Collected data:
——————————

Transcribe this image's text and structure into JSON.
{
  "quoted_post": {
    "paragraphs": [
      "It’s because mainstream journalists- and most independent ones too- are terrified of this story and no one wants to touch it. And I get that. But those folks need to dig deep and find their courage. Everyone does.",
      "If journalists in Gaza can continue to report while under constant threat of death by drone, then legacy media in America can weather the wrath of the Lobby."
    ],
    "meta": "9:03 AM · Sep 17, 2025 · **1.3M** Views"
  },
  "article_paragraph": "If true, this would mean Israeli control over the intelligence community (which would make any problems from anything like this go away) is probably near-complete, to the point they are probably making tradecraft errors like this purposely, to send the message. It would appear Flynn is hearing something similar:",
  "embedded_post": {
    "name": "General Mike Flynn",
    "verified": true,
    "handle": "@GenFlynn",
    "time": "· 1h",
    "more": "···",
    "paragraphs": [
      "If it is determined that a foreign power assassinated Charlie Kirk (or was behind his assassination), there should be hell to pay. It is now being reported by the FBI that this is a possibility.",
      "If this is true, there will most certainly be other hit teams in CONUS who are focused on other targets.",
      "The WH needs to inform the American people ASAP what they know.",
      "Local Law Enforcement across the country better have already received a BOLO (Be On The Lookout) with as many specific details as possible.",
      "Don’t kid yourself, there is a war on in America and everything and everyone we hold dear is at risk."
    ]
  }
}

——————————

- [WHAT YOU WILL DO] Repeat the whole listing exactly, keeping every line intact.

- [TASK RESULT]
Transcribe this image's text and structure into JSON.
{
  "quoted_post": {
    "paragraphs": [
      "It’s because mainstream journalists- and most independent ones too- are terrified of this story and no one wants to touch it. And I get that. But those folks need to dig deep and find their courage. Everyone does.",
      "If journalists in Gaza can continue to report while under constant threat of death by drone, then legacy media in America can weather the wrath of the Lobby."
    ],
    "meta": "9:03 AM · Sep 17, 2025 · **1.3M** Views"
  },
  "article_paragraph": "If true, this would mean Israeli control over the intelligence community (which would make any problems from anything like this go away) is probably near-complete, to the point they are probably making tradecraft errors like this purposely, to send the message. It would appear Flynn is hearing something similar:",
  "embedded_post": {
    "name": "General Mike Flynn",
    "verified": true,
    "handle": "@GenFlynn",
    "time": "· 1h",
    "more": "···",
    "paragraphs": [
      "If it is determined that a foreign power assassinated Charlie Kirk (or was behind his assassination), there should be hell to pay. It is now being reported by the FBI that this is a possibility.",
      "If this is true, there will most certainly be other hit teams in CONUS who are focused on other targets.",
      "The WH needs to inform the American people ASAP what they know.",
      "Local Law Enforcement across the country better have already received a BOLO (Be On The Lookout) with as many specific details as possible.",
      "Don’t kid yourself, there is a war on in America and everything and everyone we hold dear is at risk."
    ]
  }
}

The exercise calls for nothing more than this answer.